**Stated task:** Give the number of lines that hold the string "предпринимательства". Nothing else is needed.
......
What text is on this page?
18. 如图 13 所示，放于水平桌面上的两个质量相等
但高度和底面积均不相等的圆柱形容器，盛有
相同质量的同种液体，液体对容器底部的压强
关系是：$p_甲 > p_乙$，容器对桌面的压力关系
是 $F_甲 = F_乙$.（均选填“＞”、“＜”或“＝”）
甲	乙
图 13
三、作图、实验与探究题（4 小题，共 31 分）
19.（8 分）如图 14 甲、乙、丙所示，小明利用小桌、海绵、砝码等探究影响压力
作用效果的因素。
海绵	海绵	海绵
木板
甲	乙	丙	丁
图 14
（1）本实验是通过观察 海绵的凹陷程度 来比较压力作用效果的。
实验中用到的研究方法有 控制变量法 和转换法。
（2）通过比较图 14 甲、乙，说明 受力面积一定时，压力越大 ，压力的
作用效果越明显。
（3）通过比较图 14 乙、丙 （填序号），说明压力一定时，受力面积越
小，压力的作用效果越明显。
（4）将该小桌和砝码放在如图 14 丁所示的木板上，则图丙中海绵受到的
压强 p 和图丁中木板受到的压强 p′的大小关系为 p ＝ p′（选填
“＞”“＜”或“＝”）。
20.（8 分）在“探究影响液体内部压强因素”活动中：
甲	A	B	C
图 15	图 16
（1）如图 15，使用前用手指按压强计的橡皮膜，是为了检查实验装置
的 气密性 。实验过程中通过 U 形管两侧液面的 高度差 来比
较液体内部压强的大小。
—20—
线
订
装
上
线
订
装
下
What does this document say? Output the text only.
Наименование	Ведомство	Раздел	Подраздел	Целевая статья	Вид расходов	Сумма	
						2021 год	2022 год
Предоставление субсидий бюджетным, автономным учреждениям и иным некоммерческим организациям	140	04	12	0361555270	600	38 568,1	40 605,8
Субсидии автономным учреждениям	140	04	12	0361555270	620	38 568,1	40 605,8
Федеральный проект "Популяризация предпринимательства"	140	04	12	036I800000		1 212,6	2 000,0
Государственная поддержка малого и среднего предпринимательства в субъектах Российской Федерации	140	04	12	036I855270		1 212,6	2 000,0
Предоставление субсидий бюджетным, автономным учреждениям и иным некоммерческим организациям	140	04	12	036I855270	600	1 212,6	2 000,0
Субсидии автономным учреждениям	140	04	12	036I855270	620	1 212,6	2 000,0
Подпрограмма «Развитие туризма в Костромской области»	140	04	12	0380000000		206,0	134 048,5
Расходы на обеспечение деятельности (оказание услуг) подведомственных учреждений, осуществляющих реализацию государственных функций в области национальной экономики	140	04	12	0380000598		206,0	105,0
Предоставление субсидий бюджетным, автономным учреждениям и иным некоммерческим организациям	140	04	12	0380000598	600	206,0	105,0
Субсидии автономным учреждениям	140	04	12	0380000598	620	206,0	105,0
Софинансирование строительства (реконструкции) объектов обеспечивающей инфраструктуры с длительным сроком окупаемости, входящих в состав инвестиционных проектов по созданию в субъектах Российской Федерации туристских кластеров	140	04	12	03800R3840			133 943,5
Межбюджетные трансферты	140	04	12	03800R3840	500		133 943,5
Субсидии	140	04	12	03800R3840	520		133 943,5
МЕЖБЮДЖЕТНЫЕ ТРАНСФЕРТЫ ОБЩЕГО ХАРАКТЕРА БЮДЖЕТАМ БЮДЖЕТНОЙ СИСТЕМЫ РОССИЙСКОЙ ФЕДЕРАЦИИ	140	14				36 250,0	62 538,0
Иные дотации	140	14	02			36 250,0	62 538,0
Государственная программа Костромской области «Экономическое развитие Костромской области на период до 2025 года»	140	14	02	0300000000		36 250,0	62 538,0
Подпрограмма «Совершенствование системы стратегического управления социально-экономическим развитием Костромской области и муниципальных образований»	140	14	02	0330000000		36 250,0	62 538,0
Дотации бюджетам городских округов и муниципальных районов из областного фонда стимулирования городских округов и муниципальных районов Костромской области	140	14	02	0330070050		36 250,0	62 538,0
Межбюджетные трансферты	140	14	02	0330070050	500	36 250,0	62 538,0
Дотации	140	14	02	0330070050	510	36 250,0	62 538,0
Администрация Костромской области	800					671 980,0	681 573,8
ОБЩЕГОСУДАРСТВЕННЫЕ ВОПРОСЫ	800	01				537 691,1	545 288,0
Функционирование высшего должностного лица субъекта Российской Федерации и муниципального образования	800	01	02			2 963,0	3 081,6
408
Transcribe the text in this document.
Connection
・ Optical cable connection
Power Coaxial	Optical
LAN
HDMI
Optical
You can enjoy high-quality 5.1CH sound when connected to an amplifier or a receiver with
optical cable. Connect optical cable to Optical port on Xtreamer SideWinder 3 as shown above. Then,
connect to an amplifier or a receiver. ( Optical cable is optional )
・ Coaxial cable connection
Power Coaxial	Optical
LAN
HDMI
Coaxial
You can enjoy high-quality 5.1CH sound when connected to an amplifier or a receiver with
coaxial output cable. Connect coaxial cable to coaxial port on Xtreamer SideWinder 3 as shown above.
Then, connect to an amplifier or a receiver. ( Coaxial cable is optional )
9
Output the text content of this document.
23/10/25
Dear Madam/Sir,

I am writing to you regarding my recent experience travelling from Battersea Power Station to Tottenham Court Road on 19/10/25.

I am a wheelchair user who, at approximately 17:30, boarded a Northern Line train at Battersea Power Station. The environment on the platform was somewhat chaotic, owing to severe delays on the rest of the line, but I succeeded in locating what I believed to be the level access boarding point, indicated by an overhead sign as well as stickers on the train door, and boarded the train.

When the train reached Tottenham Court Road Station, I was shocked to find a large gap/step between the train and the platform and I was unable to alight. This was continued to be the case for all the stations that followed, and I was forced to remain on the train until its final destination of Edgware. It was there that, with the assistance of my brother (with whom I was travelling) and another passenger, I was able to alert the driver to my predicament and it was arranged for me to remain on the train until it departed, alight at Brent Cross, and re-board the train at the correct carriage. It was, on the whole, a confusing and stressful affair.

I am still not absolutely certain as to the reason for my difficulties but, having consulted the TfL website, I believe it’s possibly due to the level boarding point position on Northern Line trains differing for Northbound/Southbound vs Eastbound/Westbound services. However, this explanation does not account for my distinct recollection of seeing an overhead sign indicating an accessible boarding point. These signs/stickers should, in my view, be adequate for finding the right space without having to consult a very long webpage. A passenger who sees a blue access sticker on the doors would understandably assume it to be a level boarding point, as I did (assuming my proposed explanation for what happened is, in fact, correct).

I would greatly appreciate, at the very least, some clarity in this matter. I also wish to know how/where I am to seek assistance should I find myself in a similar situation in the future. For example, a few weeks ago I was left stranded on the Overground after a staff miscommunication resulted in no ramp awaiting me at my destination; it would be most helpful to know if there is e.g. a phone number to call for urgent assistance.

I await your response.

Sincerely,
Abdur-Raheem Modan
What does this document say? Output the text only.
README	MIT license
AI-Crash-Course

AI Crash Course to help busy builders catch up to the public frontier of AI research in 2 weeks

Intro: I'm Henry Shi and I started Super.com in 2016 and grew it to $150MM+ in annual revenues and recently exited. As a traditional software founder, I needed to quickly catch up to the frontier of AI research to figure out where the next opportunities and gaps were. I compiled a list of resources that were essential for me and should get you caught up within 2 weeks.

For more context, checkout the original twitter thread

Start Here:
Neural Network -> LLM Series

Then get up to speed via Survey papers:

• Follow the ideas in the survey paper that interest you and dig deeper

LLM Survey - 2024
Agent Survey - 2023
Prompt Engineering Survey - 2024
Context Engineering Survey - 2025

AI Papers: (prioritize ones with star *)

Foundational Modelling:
......
**Solution for this problem:** 2